Pick out every line below that contains the word "Glory" and copy each one in full.

__Provided entries__
▼
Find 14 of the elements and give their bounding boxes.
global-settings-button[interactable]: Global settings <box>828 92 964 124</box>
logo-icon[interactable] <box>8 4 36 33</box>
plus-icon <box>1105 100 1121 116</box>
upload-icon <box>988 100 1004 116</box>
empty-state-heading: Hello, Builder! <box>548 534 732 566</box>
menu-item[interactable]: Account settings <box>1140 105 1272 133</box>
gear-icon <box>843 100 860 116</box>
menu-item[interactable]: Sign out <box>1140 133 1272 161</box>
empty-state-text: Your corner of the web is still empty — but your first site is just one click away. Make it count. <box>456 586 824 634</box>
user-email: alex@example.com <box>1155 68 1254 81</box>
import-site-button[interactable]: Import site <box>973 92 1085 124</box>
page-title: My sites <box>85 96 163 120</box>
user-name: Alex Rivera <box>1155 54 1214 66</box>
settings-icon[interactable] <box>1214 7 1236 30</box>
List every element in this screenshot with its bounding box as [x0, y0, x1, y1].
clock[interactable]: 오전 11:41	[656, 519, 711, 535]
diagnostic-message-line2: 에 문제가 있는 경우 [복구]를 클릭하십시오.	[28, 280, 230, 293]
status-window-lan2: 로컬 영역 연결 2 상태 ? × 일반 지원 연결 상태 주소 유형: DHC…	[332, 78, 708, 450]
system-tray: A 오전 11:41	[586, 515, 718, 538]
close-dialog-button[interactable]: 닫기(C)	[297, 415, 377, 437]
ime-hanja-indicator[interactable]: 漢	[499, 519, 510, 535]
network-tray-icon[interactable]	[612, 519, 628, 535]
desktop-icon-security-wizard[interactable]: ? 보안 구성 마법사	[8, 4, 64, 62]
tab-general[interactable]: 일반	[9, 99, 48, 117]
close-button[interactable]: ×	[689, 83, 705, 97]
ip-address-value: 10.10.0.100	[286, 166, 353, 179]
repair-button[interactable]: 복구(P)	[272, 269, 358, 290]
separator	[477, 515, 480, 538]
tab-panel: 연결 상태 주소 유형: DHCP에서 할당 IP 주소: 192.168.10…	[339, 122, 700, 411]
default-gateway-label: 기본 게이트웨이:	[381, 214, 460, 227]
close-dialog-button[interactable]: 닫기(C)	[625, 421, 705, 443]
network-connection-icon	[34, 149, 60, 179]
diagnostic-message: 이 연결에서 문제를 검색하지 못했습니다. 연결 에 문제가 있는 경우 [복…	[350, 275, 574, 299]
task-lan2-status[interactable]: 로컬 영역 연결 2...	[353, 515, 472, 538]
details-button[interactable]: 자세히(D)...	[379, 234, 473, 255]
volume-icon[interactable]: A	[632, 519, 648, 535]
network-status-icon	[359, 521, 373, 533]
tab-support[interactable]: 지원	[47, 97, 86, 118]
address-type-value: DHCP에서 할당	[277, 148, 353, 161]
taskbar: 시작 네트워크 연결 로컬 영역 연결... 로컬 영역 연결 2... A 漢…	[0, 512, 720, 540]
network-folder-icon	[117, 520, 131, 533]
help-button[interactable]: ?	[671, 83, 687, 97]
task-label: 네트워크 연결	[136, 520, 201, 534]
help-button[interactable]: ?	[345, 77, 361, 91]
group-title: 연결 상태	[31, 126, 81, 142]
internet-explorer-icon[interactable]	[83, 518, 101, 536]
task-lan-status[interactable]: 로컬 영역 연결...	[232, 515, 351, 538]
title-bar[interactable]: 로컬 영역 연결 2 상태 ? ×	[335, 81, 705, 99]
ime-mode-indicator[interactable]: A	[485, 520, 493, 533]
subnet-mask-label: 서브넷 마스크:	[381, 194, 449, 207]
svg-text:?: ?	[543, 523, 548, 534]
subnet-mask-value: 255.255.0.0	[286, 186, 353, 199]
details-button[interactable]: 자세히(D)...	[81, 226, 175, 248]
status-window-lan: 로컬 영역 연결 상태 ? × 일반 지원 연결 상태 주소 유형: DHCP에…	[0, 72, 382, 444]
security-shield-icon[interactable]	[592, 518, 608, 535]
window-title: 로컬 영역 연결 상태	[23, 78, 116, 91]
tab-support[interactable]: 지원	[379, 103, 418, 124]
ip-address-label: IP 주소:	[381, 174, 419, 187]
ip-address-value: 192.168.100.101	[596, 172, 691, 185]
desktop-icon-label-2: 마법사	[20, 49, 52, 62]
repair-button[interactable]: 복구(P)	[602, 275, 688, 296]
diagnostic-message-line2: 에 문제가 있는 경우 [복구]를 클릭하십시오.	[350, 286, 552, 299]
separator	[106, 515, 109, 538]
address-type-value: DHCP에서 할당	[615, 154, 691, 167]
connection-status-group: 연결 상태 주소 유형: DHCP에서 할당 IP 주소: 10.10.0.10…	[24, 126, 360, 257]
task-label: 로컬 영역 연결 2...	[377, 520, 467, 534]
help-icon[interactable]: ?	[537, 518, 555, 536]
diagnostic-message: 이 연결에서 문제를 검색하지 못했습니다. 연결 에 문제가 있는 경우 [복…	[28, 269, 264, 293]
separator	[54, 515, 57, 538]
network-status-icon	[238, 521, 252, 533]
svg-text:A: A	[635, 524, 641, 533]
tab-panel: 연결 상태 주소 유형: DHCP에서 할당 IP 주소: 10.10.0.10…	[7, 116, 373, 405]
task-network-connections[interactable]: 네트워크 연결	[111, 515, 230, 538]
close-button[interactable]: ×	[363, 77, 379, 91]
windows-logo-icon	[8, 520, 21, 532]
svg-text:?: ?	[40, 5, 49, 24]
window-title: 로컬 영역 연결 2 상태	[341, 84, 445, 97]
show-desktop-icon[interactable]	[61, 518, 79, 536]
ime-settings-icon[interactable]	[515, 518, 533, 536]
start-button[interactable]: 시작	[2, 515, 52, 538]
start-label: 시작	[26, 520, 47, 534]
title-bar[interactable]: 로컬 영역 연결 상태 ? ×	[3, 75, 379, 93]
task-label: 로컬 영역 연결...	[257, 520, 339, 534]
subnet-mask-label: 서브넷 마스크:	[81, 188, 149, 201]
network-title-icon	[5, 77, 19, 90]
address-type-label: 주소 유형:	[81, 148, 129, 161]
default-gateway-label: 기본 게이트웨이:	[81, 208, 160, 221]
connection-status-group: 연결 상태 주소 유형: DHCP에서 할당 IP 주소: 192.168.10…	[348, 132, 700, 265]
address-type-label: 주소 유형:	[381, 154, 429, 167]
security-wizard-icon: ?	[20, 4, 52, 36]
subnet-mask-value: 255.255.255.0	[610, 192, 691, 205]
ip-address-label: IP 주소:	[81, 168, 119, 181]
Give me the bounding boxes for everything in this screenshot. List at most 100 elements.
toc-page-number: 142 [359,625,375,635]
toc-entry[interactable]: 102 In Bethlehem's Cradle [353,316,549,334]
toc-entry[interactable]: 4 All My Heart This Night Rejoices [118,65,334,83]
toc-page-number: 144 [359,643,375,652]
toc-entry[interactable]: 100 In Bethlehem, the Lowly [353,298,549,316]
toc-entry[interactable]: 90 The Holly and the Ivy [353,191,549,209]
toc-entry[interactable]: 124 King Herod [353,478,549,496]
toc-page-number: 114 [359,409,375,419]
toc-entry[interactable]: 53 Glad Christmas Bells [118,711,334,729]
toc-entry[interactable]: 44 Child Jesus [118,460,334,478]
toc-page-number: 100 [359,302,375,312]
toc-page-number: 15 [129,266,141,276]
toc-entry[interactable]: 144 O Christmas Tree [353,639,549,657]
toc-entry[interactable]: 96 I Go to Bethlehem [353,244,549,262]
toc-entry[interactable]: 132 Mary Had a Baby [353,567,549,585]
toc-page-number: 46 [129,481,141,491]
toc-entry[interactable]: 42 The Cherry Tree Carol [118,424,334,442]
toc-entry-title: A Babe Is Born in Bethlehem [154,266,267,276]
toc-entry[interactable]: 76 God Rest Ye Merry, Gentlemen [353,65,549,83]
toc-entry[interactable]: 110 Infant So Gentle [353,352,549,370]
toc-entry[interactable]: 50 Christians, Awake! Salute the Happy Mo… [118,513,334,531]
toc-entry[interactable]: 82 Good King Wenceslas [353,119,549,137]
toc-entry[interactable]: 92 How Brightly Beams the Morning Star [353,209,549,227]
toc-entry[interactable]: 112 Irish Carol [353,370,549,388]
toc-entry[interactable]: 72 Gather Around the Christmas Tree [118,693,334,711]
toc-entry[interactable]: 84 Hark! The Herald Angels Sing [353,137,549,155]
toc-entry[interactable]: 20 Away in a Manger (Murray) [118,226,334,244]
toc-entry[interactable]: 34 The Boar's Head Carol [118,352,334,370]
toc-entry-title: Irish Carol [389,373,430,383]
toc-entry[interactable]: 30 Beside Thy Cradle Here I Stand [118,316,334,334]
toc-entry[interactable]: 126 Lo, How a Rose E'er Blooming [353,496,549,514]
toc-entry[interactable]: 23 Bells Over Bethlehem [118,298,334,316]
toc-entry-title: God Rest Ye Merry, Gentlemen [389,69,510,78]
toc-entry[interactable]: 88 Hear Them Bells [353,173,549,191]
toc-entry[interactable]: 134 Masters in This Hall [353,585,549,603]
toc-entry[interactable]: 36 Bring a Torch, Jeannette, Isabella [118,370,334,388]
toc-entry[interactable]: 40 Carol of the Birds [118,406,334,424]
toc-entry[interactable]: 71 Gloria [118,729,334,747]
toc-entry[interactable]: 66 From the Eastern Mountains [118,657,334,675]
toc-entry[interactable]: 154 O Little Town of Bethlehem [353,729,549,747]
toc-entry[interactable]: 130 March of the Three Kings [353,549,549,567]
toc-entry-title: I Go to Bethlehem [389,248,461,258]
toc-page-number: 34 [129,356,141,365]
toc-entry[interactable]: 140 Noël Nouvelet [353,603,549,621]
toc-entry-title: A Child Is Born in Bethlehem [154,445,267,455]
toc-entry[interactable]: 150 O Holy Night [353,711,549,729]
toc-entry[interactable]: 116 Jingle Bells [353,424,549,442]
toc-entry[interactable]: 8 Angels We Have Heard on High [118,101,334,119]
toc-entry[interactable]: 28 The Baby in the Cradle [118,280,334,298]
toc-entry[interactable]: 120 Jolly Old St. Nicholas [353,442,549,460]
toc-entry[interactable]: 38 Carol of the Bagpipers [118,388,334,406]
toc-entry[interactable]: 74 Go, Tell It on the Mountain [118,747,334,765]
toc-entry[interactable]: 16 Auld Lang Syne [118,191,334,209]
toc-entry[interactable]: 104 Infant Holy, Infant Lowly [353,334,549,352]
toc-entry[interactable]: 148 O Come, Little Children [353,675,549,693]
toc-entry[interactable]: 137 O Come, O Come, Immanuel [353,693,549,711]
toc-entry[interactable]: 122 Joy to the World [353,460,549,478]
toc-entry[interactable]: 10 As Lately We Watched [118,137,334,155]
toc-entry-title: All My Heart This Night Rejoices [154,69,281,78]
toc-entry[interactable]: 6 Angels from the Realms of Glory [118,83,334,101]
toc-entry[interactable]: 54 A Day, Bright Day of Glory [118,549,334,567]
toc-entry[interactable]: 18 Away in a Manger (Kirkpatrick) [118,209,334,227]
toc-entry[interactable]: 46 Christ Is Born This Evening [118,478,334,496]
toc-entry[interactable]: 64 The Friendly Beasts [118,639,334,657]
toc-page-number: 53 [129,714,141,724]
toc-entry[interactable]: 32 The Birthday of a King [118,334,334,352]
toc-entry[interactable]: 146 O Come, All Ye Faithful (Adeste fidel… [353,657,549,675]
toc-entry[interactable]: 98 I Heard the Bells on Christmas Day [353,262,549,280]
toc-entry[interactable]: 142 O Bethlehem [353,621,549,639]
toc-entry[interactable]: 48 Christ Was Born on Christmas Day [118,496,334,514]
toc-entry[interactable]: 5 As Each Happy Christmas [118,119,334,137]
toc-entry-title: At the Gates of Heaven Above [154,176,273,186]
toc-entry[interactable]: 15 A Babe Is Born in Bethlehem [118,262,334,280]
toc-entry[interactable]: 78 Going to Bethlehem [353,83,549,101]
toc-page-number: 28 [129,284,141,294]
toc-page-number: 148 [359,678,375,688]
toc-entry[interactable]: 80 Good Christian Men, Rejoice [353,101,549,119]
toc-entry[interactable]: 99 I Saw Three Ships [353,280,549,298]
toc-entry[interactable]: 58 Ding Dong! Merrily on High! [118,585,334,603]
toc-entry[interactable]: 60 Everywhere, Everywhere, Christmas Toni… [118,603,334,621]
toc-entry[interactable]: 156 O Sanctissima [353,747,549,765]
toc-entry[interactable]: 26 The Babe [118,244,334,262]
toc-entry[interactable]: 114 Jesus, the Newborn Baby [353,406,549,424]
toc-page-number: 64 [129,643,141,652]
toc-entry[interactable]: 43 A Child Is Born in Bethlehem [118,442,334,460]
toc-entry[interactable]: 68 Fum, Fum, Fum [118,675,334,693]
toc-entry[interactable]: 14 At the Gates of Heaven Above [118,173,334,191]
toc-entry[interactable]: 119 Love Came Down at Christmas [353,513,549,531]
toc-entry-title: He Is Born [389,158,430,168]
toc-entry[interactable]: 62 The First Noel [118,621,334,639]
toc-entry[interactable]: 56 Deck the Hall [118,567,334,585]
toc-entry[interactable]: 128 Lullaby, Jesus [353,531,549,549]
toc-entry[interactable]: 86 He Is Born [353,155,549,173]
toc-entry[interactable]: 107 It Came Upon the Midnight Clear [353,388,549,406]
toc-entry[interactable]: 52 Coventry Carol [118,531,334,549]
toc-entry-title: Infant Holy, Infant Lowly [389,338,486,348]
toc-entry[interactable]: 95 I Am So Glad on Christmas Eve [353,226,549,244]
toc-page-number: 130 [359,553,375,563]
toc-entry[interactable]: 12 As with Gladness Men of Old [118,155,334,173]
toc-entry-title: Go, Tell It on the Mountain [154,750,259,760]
▲
__Result below__
toc-entry[interactable]: 6 Angels from the Realms of Glory [118,83,334,101]
toc-entry[interactable]: 54 A Day, Bright Day of Glory [118,549,334,567]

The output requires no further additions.